■ **Brief**: The records that follow are to be repeated exactly, with the pictures removed.

■ **Material provided**:
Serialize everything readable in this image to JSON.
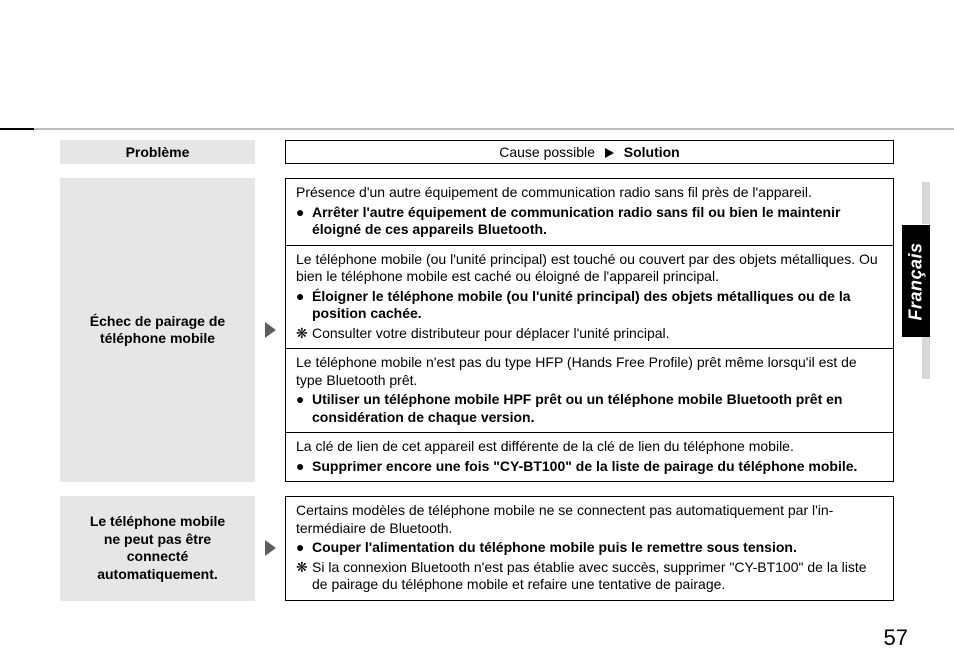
{
  "language_tab": "Français",
  "page_number": "57",
  "headers": {
    "problem": "Problème",
    "cause_left": "Cause possible",
    "cause_right": "Solution"
  },
  "sections": [
    {
      "problem_lines": [
        "Échec de pairage de",
        "téléphone mobile"
      ],
      "blocks": [
        {
          "cause": "Présence d'un autre équipement de communication radio sans fil près de l'appareil.",
          "solution": "Arrêter l'autre équipement de communication radio sans fil ou bien le maintenir éloigné de ces appareils Bluetooth.",
          "note": null
        },
        {
          "cause": "Le téléphone mobile (ou l'unité principal) est touché ou couvert par des objets métalliques. Ou bien le téléphone mobile est caché ou éloigné de l'appareil principal.",
          "solution": "Éloigner le téléphone mobile (ou l'unité principal) des objets métalliques ou de la position cachée.",
          "note": "Consulter votre distributeur pour déplacer l'unité principal."
        },
        {
          "cause": "Le téléphone mobile n'est pas du type HFP (Hands Free Profile) prêt même lorsqu'il est de type Bluetooth prêt.",
          "solution": "Utiliser un téléphone mobile HPF prêt ou un téléphone mobile Bluetooth prêt en considération de chaque version.",
          "note": null
        },
        {
          "cause": "La clé de lien de cet appareil est différente de la clé de lien du téléphone mobile.",
          "solution": "Supprimer encore une fois \"CY-BT100\" de la liste de pairage du téléphone mobile.",
          "note": null
        }
      ]
    },
    {
      "problem_lines": [
        "Le téléphone mobile",
        "ne peut pas être",
        "connecté",
        "automatiquement."
      ],
      "blocks": [
        {
          "cause": "Certains modèles de téléphone mobile ne se connectent pas automatiquement par l'in­termédiaire de Bluetooth.",
          "solution": "Couper l'alimentation du téléphone mobile puis le remettre sous tension.",
          "note": "Si la connexion Bluetooth n'est pas établie avec succès, supprimer \"CY-BT100\" de la liste de pairage du téléphone mobile et refaire une tentative de pairage."
        }
      ]
    }
  ]
}
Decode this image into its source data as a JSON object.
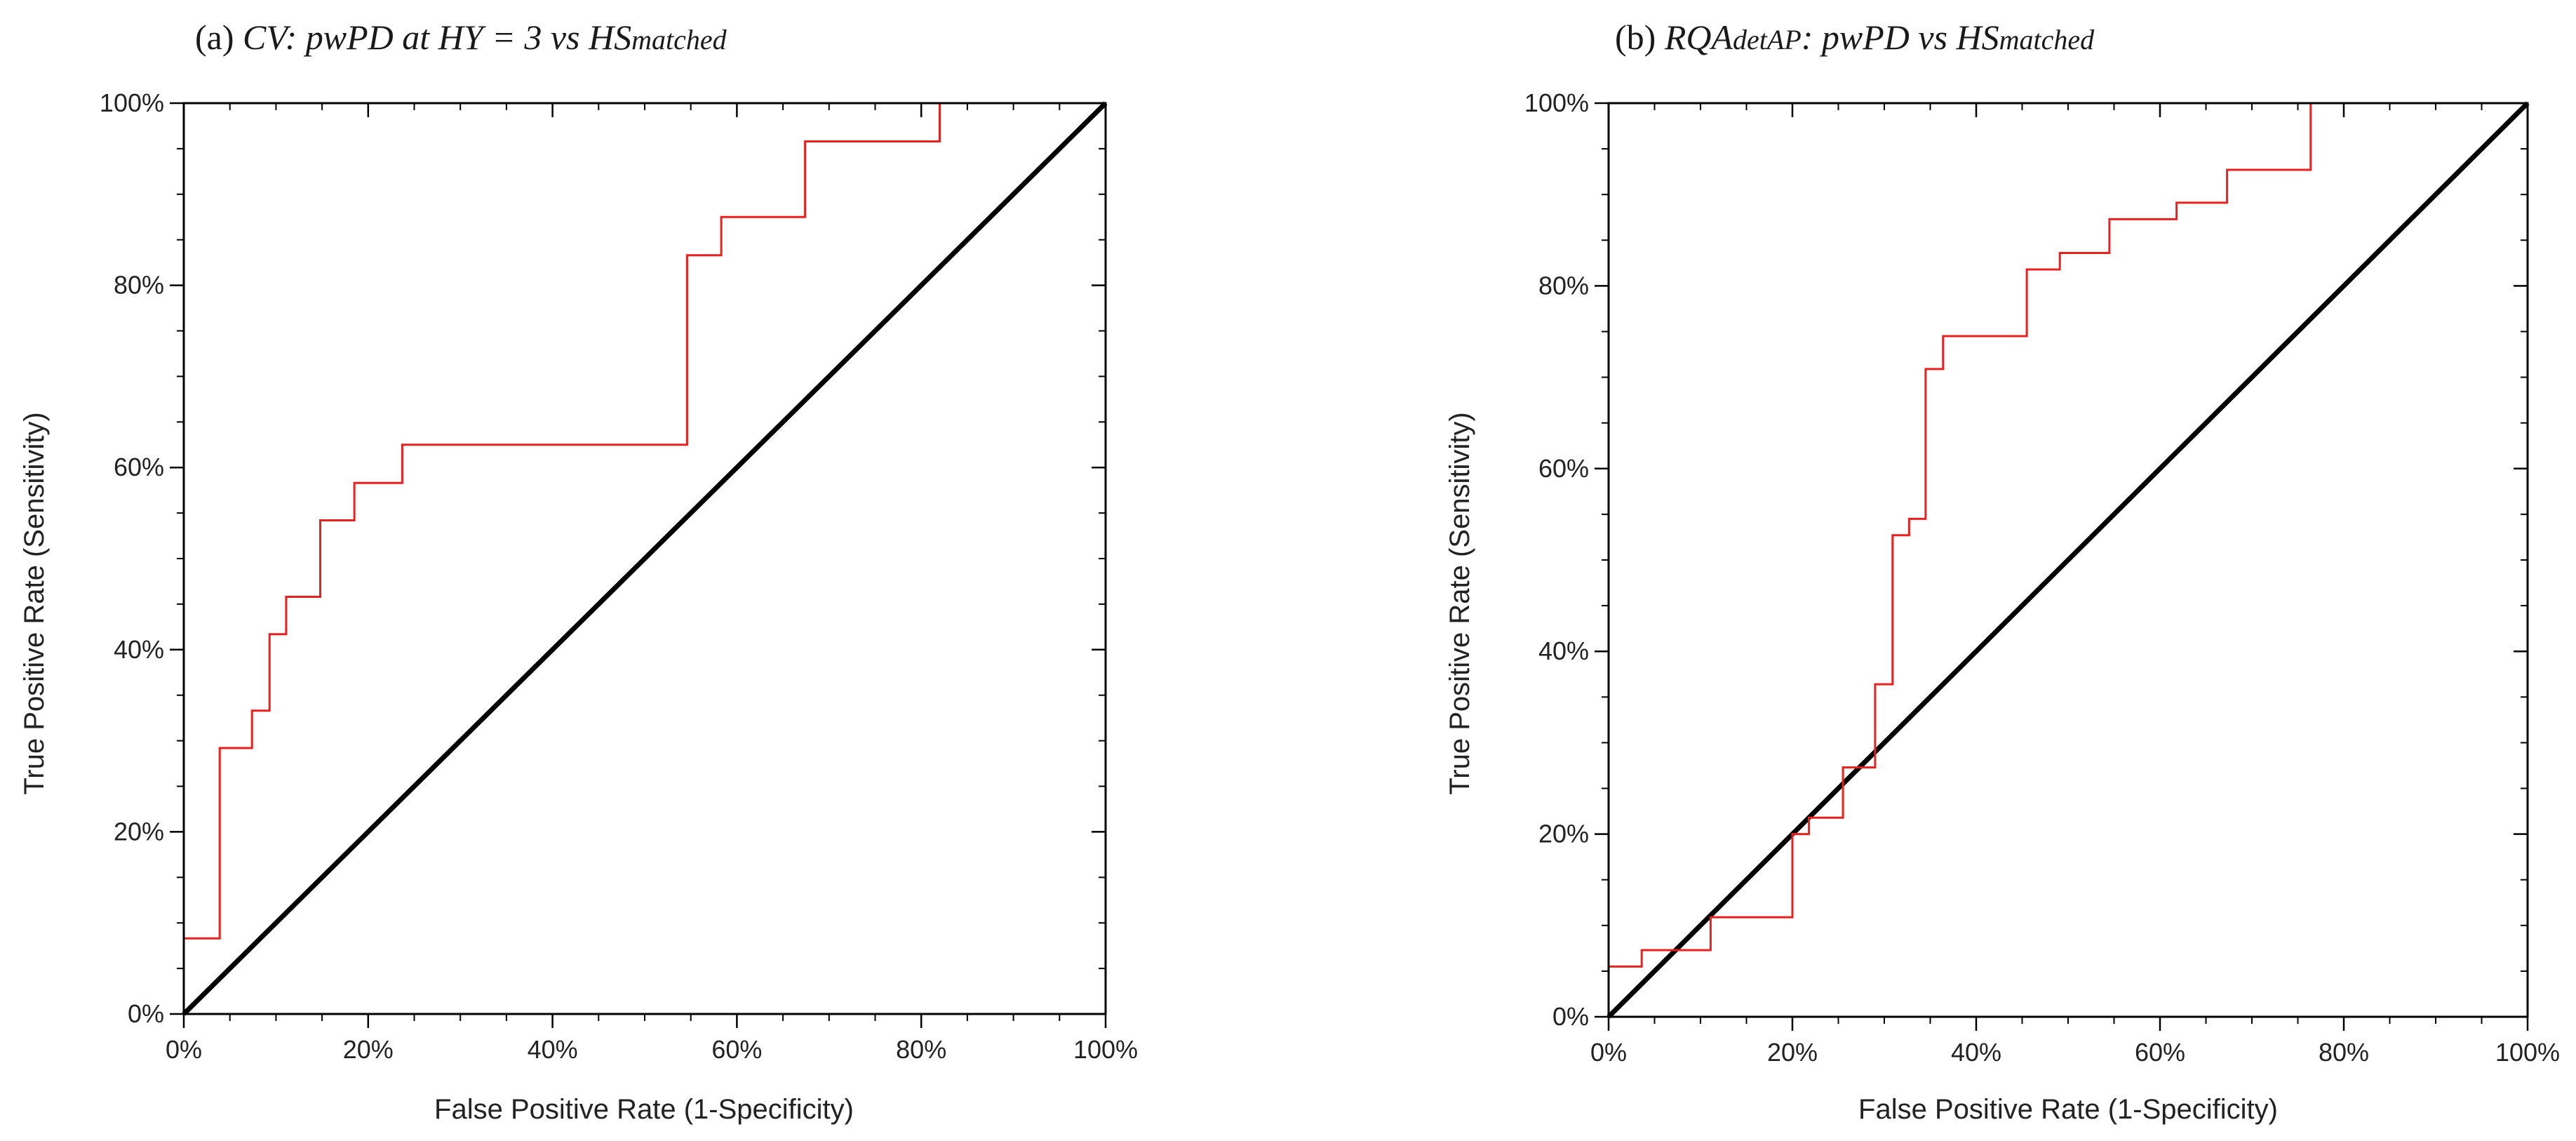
{
  "chart_data": [
    {
      "type": "line",
      "title": {
        "prefix": "(a) ",
        "main_italic": "CV: pwPD at HY = 3 vs HS",
        "sub_italic": "matched"
      },
      "xlabel": "False Positive Rate (1-Specificity)",
      "ylabel": "True Positive Rate (Sensitivity)",
      "xlim": [
        0,
        100
      ],
      "ylim": [
        0,
        100
      ],
      "x_ticks": [
        0,
        20,
        40,
        60,
        80,
        100
      ],
      "y_ticks": [
        0,
        20,
        40,
        60,
        80,
        100
      ],
      "x_tick_labels": [
        "0%",
        "20%",
        "40%",
        "60%",
        "80%",
        "100%"
      ],
      "y_tick_labels": [
        "0%",
        "20%",
        "40%",
        "60%",
        "80%",
        "100%"
      ],
      "colors": {
        "roc": "#e8211f",
        "reference": "#000000"
      },
      "series": [
        {
          "name": "ROC curve",
          "step": true,
          "points": [
            [
              0,
              0
            ],
            [
              0,
              8.3
            ],
            [
              3.9,
              8.3
            ],
            [
              3.9,
              29.2
            ],
            [
              7.4,
              29.2
            ],
            [
              7.4,
              33.3
            ],
            [
              9.3,
              33.3
            ],
            [
              9.3,
              41.7
            ],
            [
              11.1,
              41.7
            ],
            [
              11.1,
              45.8
            ],
            [
              14.8,
              45.8
            ],
            [
              14.8,
              54.2
            ],
            [
              18.5,
              54.2
            ],
            [
              18.5,
              58.3
            ],
            [
              23.7,
              58.3
            ],
            [
              23.7,
              62.5
            ],
            [
              54.6,
              62.5
            ],
            [
              54.6,
              83.3
            ],
            [
              58.3,
              83.3
            ],
            [
              58.3,
              87.5
            ],
            [
              67.4,
              87.5
            ],
            [
              67.4,
              95.8
            ],
            [
              82.0,
              95.8
            ],
            [
              82.0,
              100
            ],
            [
              100,
              100
            ]
          ]
        },
        {
          "name": "Reference line",
          "points": [
            [
              0,
              0
            ],
            [
              100,
              100
            ]
          ]
        }
      ]
    },
    {
      "type": "line",
      "title": {
        "prefix": "(b) ",
        "main_italic": "RQA",
        "sub_italic": "detAP",
        "rest_italic": ": pwPD vs HS",
        "sub2_italic": "matched"
      },
      "xlabel": "False Positive Rate (1-Specificity)",
      "ylabel": "True Positive Rate (Sensitivity)",
      "xlim": [
        0,
        100
      ],
      "ylim": [
        0,
        100
      ],
      "x_ticks": [
        0,
        20,
        40,
        60,
        80,
        100
      ],
      "y_ticks": [
        0,
        20,
        40,
        60,
        80,
        100
      ],
      "x_tick_labels": [
        "0%",
        "20%",
        "40%",
        "60%",
        "80%",
        "100%"
      ],
      "y_tick_labels": [
        "0%",
        "20%",
        "40%",
        "60%",
        "80%",
        "100%"
      ],
      "colors": {
        "roc": "#e8211f",
        "reference": "#000000"
      },
      "series": [
        {
          "name": "ROC curve",
          "step": true,
          "points": [
            [
              0,
              0
            ],
            [
              0,
              5.5
            ],
            [
              3.6,
              5.5
            ],
            [
              3.6,
              7.3
            ],
            [
              11.1,
              7.3
            ],
            [
              11.1,
              10.9
            ],
            [
              20.0,
              10.9
            ],
            [
              20.0,
              20.0
            ],
            [
              21.8,
              20.0
            ],
            [
              21.8,
              21.8
            ],
            [
              25.5,
              21.8
            ],
            [
              25.5,
              27.3
            ],
            [
              29.0,
              27.3
            ],
            [
              29.0,
              36.4
            ],
            [
              30.9,
              36.4
            ],
            [
              30.9,
              52.7
            ],
            [
              32.7,
              52.7
            ],
            [
              32.7,
              54.5
            ],
            [
              34.5,
              54.5
            ],
            [
              34.5,
              70.9
            ],
            [
              36.4,
              70.9
            ],
            [
              36.4,
              74.5
            ],
            [
              45.5,
              74.5
            ],
            [
              45.5,
              81.8
            ],
            [
              49.1,
              81.8
            ],
            [
              49.1,
              83.6
            ],
            [
              54.5,
              83.6
            ],
            [
              54.5,
              87.3
            ],
            [
              61.8,
              87.3
            ],
            [
              61.8,
              89.1
            ],
            [
              67.3,
              89.1
            ],
            [
              67.3,
              92.7
            ],
            [
              76.4,
              92.7
            ],
            [
              76.4,
              100
            ],
            [
              100,
              100
            ]
          ]
        },
        {
          "name": "Reference line",
          "points": [
            [
              0,
              0
            ],
            [
              100,
              100
            ]
          ]
        }
      ]
    }
  ]
}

■ **The reply**:
Serialize everything readable in this image to JSON.
{
  "language_tab": "Français",
  "page_number": "57",
  "headers": {
    "problem": "Problème",
    "cause_left": "Cause possible",
    "cause_right": "Solution"
  },
  "sections": [
    {
      "problem_lines": [
        "Échec de pairage de",
        "téléphone mobile"
      ],
      "blocks": [
        {
          "cause": "Présence d'un autre équipement de communication radio sans fil près de l'appareil.",
          "solution": "Arrêter l'autre équipement de communication radio sans fil ou bien le maintenir éloigné de ces appareils Bluetooth.",
          "note": null
        },
        {
          "cause": "Le téléphone mobile (ou l'unité principal) est touché ou couvert par des objets métalliques. Ou bien le téléphone mobile est caché ou éloigné de l'appareil principal.",
          "solution": "Éloigner le téléphone mobile (ou l'unité principal) des objets métalliques ou de la position cachée.",
          "note": "Consulter votre distributeur pour déplacer l'unité principal."
        },
        {
          "cause": "Le téléphone mobile n'est pas du type HFP (Hands Free Profile) prêt même lorsqu'il est de type Bluetooth prêt.",
          "solution": "Utiliser un téléphone mobile HPF prêt ou un téléphone mobile Bluetooth prêt en considération de chaque version.",
          "note": null
        },
        {
          "cause": "La clé de lien de cet appareil est différente de la clé de lien du téléphone mobile.",
          "solution": "Supprimer encore une fois \"CY-BT100\" de la liste de pairage du téléphone mobile.",
          "note": null
        }
      ]
    },
    {
      "problem_lines": [
        "Le téléphone mobile",
        "ne peut pas être",
        "connecté",
        "automatiquement."
      ],
      "blocks": [
        {
          "cause": "Certains modèles de téléphone mobile ne se connectent pas automatiquement par l'in­termédiaire de Bluetooth.",
          "solution": "Couper l'alimentation du téléphone mobile puis le remettre sous tension.",
          "note": "Si la connexion Bluetooth n'est pas établie avec succès, supprimer \"CY-BT100\" de la liste de pairage du téléphone mobile et refaire une tentative de pairage."
        }
      ]
    }
  ]
}
Decode this image into its source data as a JSON object.
{
  "chart_data": [
    {
      "type": "line",
      "title": {
        "prefix": "(a) ",
        "main_italic": "CV: pwPD at HY = 3 vs HS",
        "sub_italic": "matched"
      },
      "xlabel": "False Positive Rate (1-Specificity)",
      "ylabel": "True Positive Rate (Sensitivity)",
      "xlim": [
        0,
        100
      ],
      "ylim": [
        0,
        100
      ],
      "x_ticks": [
        0,
        20,
        40,
        60,
        80,
        100
      ],
      "y_ticks": [
        0,
        20,
        40,
        60,
        80,
        100
      ],
      "x_tick_labels": [
        "0%",
        "20%",
        "40%",
        "60%",
        "80%",
        "100%"
      ],
      "y_tick_labels": [
        "0%",
        "20%",
        "40%",
        "60%",
        "80%",
        "100%"
      ],
      "colors": {
        "roc": "#e8211f",
        "reference": "#000000"
      },
      "series": [
        {
          "name": "ROC curve",
          "step": true,
          "points": [
            [
              0,
              0
            ],
            [
              0,
              8.3
            ],
            [
              3.9,
              8.3
            ],
            [
              3.9,
              29.2
            ],
            [
              7.4,
              29.2
            ],
            [
              7.4,
              33.3
            ],
            [
              9.3,
              33.3
            ],
            [
              9.3,
              41.7
            ],
            [
              11.1,
              41.7
            ],
            [
              11.1,
              45.8
            ],
            [
              14.8,
              45.8
            ],
            [
              14.8,
              54.2
            ],
            [
              18.5,
              54.2
            ],
            [
              18.5,
              58.3
            ],
            [
              23.7,
              58.3
            ],
            [
              23.7,
              62.5
            ],
            [
              54.6,
              62.5
            ],
            [
              54.6,
              83.3
            ],
            [
              58.3,
              83.3
            ],
            [
              58.3,
              87.5
            ],
            [
              67.4,
              87.5
            ],
            [
              67.4,
              95.8
            ],
            [
              82.0,
              95.8
            ],
            [
              82.0,
              100
            ],
            [
              100,
              100
            ]
          ]
        },
        {
          "name": "Reference line",
          "points": [
            [
              0,
              0
            ],
            [
              100,
              100
            ]
          ]
        }
      ]
    },
    {
      "type": "line",
      "title": {
        "prefix": "(b) ",
        "main_italic": "RQA",
        "sub_italic": "detAP",
        "rest_italic": ": pwPD vs HS",
        "sub2_italic": "matched"
      },
      "xlabel": "False Positive Rate (1-Specificity)",
      "ylabel": "True Positive Rate (Sensitivity)",
      "xlim": [
        0,
        100
      ],
      "ylim": [
        0,
        100
      ],
      "x_ticks": [
        0,
        20,
        40,
        60,
        80,
        100
      ],
      "y_ticks": [
        0,
        20,
        40,
        60,
        80,
        100
      ],
      "x_tick_labels": [
        "0%",
        "20%",
        "40%",
        "60%",
        "80%",
        "100%"
      ],
      "y_tick_labels": [
        "0%",
        "20%",
        "40%",
        "60%",
        "80%",
        "100%"
      ],
      "colors": {
        "roc": "#e8211f",
        "reference": "#000000"
      },
      "series": [
        {
          "name": "ROC curve",
          "step": true,
          "points": [
            [
              0,
              0
            ],
            [
              0,
              5.5
            ],
            [
              3.6,
              5.5
            ],
            [
              3.6,
              7.3
            ],
            [
              11.1,
              7.3
            ],
            [
              11.1,
              10.9
            ],
            [
              20.0,
              10.9
            ],
            [
              20.0,
              20.0
            ],
            [
              21.8,
              20.0
            ],
            [
              21.8,
              21.8
            ],
            [
              25.5,
              21.8
            ],
            [
              25.5,
              27.3
            ],
            [
              29.0,
              27.3
            ],
            [
              29.0,
              36.4
            ],
            [
              30.9,
              36.4
            ],
            [
              30.9,
              52.7
            ],
            [
              32.7,
              52.7
            ],
            [
              32.7,
              54.5
            ],
            [
              34.5,
              54.5
            ],
            [
              34.5,
              70.9
            ],
            [
              36.4,
              70.9
            ],
            [
              36.4,
              74.5
            ],
            [
              45.5,
              74.5
            ],
            [
              45.5,
              81.8
            ],
            [
              49.1,
              81.8
            ],
            [
              49.1,
              83.6
            ],
            [
              54.5,
              83.6
            ],
            [
              54.5,
              87.3
            ],
            [
              61.8,
              87.3
            ],
            [
              61.8,
              89.1
            ],
            [
              67.3,
              89.1
            ],
            [
              67.3,
              92.7
            ],
            [
              76.4,
              92.7
            ],
            [
              76.4,
              100
            ],
            [
              100,
              100
            ]
          ]
        },
        {
          "name": "Reference line",
          "points": [
            [
              0,
              0
            ],
            [
              100,
              100
            ]
          ]
        }
      ]
    }
  ]
}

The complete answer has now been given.